» **WHAT TO WORK ON**
Check each line for the string "this", then give only how many lines have it.

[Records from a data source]
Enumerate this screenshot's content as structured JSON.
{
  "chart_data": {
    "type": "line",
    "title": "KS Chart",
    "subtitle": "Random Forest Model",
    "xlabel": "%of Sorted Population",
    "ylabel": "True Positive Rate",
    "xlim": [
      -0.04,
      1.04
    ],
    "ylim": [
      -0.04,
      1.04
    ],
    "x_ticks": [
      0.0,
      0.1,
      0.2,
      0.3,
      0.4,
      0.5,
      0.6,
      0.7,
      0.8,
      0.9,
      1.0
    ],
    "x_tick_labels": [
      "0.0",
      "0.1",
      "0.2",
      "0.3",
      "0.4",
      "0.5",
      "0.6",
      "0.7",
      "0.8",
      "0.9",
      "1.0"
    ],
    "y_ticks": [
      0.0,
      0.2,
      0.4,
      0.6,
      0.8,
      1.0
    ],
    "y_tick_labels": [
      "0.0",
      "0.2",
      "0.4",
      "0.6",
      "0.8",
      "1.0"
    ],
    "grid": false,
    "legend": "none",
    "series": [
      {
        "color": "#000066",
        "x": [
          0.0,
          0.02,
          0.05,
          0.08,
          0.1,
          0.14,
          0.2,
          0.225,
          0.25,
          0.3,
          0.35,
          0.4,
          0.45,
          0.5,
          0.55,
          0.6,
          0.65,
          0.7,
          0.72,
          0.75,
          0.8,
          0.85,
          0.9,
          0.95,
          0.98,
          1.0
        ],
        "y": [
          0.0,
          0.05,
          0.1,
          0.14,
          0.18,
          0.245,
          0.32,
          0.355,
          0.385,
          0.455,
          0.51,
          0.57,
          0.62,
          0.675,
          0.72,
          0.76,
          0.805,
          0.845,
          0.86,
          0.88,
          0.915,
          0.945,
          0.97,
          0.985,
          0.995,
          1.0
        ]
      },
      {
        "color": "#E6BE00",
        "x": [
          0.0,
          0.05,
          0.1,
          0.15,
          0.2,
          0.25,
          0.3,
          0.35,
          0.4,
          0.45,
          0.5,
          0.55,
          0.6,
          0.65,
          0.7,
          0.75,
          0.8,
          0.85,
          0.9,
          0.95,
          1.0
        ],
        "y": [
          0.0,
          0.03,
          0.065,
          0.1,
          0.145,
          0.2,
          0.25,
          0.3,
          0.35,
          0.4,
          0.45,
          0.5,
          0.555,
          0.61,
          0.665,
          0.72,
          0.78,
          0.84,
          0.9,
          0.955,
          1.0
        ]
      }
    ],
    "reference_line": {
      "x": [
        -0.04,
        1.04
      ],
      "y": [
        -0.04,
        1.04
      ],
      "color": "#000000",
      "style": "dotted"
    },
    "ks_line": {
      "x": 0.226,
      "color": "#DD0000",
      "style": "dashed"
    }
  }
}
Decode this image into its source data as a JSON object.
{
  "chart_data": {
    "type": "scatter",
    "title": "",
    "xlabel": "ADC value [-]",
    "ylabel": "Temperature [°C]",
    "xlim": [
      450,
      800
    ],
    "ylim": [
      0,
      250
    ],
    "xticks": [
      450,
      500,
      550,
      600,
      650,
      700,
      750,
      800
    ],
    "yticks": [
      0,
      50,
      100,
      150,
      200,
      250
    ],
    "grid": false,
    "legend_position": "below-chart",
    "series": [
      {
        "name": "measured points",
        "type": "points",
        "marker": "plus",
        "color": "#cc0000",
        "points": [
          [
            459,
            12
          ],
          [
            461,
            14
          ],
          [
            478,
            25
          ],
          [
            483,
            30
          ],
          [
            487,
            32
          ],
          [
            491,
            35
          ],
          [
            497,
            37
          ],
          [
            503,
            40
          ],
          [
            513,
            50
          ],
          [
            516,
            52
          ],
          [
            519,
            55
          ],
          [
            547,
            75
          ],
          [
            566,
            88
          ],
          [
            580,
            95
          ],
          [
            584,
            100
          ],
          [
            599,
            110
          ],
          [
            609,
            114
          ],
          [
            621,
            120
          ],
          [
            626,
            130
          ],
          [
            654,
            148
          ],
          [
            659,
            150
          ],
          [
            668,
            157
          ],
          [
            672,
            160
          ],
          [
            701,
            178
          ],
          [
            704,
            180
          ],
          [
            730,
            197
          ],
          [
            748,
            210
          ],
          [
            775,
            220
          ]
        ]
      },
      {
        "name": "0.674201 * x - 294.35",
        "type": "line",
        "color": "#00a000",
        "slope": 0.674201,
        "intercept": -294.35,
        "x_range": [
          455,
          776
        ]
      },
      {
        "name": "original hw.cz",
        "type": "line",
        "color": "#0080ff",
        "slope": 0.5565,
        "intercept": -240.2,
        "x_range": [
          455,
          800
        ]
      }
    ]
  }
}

» **SOLUTION**
2